▸ **WRITTEN EXERCISE**
Report only the number of lines that hold the word "ffffff".

▸ **INFORMATION SUPPLIED**
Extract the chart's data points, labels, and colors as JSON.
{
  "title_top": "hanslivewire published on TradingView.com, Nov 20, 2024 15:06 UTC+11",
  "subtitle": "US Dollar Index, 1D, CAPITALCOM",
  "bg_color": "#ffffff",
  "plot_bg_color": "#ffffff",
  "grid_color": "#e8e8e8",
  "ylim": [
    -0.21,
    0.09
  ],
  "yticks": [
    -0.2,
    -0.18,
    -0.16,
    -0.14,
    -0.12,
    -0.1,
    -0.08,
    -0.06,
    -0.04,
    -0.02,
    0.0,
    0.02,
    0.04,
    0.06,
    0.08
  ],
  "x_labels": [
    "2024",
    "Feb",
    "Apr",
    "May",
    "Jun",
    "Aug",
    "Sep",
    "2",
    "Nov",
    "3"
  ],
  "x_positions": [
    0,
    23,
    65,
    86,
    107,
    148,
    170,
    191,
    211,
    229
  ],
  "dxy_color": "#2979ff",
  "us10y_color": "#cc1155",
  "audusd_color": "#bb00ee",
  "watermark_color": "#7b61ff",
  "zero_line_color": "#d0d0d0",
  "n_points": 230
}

▸ **COMPLETED TASK**
2